━━━ Records ━━━

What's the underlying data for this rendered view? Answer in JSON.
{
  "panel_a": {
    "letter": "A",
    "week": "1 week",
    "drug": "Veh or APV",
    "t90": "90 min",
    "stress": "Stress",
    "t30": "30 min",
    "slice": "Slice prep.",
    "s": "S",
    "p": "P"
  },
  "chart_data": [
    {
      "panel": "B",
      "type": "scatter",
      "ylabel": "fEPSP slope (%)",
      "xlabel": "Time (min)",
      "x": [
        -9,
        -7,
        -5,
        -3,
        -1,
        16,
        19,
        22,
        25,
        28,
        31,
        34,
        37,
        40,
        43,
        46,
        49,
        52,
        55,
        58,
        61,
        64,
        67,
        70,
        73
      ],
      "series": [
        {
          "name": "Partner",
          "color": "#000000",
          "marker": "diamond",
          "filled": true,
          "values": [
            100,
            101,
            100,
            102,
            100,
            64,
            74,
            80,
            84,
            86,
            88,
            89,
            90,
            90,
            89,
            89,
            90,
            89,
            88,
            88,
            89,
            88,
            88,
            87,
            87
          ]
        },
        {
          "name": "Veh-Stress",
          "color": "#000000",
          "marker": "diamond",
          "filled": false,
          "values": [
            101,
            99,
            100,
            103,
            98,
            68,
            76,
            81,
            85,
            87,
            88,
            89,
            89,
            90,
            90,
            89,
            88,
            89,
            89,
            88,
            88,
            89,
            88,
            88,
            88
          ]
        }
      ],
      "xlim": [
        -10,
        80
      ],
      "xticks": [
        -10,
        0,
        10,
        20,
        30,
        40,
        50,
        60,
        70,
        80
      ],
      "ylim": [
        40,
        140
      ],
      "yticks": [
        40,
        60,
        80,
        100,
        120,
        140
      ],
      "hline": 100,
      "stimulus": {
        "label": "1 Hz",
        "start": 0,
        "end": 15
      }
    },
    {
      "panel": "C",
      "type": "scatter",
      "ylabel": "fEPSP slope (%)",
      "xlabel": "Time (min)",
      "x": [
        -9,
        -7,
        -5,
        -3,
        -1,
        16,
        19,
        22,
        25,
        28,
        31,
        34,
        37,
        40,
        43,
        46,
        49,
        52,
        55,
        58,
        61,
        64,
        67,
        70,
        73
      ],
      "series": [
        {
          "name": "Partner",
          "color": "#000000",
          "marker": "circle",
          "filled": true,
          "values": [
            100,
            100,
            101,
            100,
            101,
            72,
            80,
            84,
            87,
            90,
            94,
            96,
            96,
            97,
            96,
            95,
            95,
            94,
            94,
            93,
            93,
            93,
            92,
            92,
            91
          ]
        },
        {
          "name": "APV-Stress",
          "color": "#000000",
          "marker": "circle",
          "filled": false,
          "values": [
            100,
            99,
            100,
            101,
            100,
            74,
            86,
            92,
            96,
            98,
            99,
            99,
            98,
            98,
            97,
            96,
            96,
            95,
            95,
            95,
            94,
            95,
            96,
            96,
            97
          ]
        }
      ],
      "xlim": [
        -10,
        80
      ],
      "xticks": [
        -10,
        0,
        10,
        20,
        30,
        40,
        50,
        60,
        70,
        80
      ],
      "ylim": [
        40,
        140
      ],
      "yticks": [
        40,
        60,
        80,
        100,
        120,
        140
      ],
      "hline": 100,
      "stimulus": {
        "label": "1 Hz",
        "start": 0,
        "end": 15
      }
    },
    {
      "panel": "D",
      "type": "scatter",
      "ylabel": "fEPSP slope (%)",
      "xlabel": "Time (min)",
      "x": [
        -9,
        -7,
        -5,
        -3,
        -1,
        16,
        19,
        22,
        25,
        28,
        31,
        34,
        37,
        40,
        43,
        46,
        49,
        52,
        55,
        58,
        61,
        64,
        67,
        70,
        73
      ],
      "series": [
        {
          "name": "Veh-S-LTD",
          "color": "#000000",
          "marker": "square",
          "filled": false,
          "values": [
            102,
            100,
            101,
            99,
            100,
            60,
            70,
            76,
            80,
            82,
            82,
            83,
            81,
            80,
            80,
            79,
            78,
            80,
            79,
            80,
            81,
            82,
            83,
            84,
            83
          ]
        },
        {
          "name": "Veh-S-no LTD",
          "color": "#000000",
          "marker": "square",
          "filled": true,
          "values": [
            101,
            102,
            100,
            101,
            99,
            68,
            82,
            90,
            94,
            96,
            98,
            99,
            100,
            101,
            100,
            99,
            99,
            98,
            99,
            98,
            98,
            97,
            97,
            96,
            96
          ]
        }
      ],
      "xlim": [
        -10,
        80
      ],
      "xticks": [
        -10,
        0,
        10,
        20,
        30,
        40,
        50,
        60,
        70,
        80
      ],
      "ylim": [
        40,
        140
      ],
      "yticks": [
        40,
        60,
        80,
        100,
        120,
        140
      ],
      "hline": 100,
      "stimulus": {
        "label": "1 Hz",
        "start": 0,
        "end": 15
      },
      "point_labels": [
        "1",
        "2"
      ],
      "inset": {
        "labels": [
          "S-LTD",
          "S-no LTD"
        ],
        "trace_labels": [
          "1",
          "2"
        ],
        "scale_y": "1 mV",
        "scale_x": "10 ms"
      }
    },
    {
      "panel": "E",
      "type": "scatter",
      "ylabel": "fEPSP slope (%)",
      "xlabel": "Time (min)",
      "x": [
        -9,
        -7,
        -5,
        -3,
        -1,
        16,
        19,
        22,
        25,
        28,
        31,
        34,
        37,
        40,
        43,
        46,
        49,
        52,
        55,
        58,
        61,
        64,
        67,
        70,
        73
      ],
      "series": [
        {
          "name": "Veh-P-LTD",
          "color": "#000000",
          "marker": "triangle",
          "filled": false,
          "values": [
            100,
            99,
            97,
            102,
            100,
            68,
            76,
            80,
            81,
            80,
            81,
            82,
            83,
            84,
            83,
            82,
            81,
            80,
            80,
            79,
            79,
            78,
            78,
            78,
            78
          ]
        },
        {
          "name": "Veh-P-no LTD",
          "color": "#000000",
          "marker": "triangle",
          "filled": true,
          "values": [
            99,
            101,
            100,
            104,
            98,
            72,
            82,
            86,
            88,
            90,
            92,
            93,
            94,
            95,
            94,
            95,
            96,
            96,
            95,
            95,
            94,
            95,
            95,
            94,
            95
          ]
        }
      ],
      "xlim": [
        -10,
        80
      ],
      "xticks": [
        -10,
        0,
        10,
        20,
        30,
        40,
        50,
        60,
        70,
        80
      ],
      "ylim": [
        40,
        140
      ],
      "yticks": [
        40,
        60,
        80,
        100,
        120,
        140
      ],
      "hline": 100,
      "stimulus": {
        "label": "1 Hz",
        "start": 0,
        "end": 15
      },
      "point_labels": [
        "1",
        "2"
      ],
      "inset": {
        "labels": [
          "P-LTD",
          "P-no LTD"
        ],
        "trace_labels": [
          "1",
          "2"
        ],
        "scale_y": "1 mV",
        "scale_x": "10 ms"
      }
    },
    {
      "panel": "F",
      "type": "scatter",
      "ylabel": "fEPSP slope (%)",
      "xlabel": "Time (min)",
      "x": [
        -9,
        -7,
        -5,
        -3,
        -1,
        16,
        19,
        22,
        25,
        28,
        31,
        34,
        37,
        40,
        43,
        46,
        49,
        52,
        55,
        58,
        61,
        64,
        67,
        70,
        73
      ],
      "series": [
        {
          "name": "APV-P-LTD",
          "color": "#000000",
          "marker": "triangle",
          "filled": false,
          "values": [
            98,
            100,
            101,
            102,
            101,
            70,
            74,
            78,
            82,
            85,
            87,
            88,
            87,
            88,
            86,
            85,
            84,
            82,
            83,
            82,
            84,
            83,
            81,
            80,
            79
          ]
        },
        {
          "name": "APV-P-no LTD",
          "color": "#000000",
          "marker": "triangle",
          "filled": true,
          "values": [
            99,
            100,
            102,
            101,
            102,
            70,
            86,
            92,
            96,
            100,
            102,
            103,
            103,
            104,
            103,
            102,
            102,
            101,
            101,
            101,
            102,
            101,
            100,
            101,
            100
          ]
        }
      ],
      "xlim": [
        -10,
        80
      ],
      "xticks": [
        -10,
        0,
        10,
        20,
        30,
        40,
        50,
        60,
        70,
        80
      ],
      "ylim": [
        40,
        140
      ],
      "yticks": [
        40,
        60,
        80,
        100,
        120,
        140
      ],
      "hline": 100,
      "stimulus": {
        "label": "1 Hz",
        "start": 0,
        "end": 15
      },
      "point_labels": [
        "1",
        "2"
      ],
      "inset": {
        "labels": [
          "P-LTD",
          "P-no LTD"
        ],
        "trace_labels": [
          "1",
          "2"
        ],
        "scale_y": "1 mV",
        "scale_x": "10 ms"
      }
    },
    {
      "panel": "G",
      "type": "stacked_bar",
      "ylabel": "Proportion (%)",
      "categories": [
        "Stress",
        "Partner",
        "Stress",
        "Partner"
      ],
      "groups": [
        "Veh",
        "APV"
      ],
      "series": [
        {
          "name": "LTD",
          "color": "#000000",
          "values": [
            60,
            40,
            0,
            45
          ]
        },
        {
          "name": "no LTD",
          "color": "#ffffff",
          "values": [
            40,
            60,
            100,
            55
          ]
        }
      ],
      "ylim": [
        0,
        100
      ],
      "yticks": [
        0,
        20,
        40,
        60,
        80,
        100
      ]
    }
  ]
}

━━━

* [Set task]: Pick out the lines containing the string "Partner".

* [Completed task]:
          "name": "Partner",
          "name": "Partner",
        "Partner",
        "Partner"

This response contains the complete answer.